- Dataset records:
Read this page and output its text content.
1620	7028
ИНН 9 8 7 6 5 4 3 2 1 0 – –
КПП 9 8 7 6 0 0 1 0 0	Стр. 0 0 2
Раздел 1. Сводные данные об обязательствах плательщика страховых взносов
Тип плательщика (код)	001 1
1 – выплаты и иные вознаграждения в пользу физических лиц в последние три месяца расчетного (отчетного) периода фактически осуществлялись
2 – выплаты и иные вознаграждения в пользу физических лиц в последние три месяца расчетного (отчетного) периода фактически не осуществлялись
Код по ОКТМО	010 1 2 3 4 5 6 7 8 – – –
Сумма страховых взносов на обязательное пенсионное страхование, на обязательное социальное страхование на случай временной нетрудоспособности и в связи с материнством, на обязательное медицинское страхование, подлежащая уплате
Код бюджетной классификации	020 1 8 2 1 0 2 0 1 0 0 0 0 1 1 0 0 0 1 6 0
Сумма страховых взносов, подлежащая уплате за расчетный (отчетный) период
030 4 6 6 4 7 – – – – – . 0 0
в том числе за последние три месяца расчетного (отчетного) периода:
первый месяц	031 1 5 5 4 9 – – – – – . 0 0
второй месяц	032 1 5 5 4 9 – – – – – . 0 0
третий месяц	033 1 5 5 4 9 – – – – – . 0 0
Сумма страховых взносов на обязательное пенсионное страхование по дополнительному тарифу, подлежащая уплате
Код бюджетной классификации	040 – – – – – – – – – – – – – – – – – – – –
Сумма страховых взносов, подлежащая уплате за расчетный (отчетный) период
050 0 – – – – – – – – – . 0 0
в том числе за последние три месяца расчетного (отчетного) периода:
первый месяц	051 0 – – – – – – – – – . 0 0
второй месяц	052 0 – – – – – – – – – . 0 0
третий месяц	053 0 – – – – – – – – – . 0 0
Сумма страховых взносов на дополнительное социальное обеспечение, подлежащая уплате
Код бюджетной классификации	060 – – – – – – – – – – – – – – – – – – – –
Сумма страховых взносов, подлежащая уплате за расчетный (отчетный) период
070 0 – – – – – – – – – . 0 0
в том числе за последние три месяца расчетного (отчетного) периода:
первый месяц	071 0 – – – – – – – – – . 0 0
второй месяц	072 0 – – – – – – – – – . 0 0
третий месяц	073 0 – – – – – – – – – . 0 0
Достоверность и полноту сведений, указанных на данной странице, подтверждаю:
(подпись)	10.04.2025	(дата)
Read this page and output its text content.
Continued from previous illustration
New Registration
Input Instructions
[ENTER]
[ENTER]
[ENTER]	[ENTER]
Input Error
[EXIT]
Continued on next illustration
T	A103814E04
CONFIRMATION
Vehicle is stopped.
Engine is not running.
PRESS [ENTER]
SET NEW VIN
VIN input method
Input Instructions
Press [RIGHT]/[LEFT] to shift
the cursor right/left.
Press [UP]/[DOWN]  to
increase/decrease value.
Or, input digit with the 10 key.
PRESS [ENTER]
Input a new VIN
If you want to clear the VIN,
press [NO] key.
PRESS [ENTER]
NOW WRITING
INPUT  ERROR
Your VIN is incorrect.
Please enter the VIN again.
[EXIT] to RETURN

- Challenge: Copy every record above exactly as it appears.

- Solved problem:
Read this page and output its text content.
1620	7028
ИНН 9 8 7 6 5 4 3 2 1 0 – –
КПП 9 8 7 6 0 0 1 0 0	Стр. 0 0 2
Раздел 1. Сводные данные об обязательствах плательщика страховых взносов
Тип плательщика (код)	001 1
1 – выплаты и иные вознаграждения в пользу физических лиц в последние три месяца расчетного (отчетного) периода фактически осуществлялись
2 – выплаты и иные вознаграждения в пользу физических лиц в последние три месяца расчетного (отчетного) периода фактически не осуществлялись
Код по ОКТМО	010 1 2 3 4 5 6 7 8 – – –
Сумма страховых взносов на обязательное пенсионное страхование, на обязательное социальное страхование на случай временной нетрудоспособности и в связи с материнством, на обязательное медицинское страхование, подлежащая уплате
Код бюджетной классификации	020 1 8 2 1 0 2 0 1 0 0 0 0 1 1 0 0 0 1 6 0
Сумма страховых взносов, подлежащая уплате за расчетный (отчетный) период
030 4 6 6 4 7 – – – – – . 0 0
в том числе за последние три месяца расчетного (отчетного) периода:
первый месяц	031 1 5 5 4 9 – – – – – . 0 0
второй месяц	032 1 5 5 4 9 – – – – – . 0 0
третий месяц	033 1 5 5 4 9 – – – – – . 0 0
Сумма страховых взносов на обязательное пенсионное страхование по дополнительному тарифу, подлежащая уплате
Код бюджетной классификации	040 – – – – – – – – – – – – – – – – – – – –
Сумма страховых взносов, подлежащая уплате за расчетный (отчетный) период
050 0 – – – – – – – – – . 0 0
в том числе за последние три месяца расчетного (отчетного) периода:
первый месяц	051 0 – – – – – – – – – . 0 0
второй месяц	052 0 – – – – – – – – – . 0 0
третий месяц	053 0 – – – – – – – – – . 0 0
Сумма страховых взносов на дополнительное социальное обеспечение, подлежащая уплате
Код бюджетной классификации	060 – – – – – – – – – – – – – – – – – – – –
Сумма страховых взносов, подлежащая уплате за расчетный (отчетный) период
070 0 – – – – – – – – – . 0 0
в том числе за последние три месяца расчетного (отчетного) периода:
первый месяц	071 0 – – – – – – – – – . 0 0
второй месяц	072 0 – – – – – – – – – . 0 0
третий месяц	073 0 – – – – – – – – – . 0 0
Достоверность и полноту сведений, указанных на данной странице, подтверждаю:
(подпись)	10.04.2025	(дата)
Read this page and output its text content.
Continued from previous illustration
New Registration
Input Instructions
[ENTER]
[ENTER]
[ENTER]	[ENTER]
Input Error
[EXIT]
Continued on next illustration
T	A103814E04
CONFIRMATION
Vehicle is stopped.
Engine is not running.
PRESS [ENTER]
SET NEW VIN
VIN input method
Input Instructions
Press [RIGHT]/[LEFT] to shift
the cursor right/left.
Press [UP]/[DOWN]  to
increase/decrease value.
Or, input digit with the 10 key.
PRESS [ENTER]
Input a new VIN
If you want to clear the VIN,
press [NO] key.
PRESS [ENTER]
NOW WRITING
INPUT  ERROR
Your VIN is incorrect.
Please enter the VIN again.
[EXIT] to RETURN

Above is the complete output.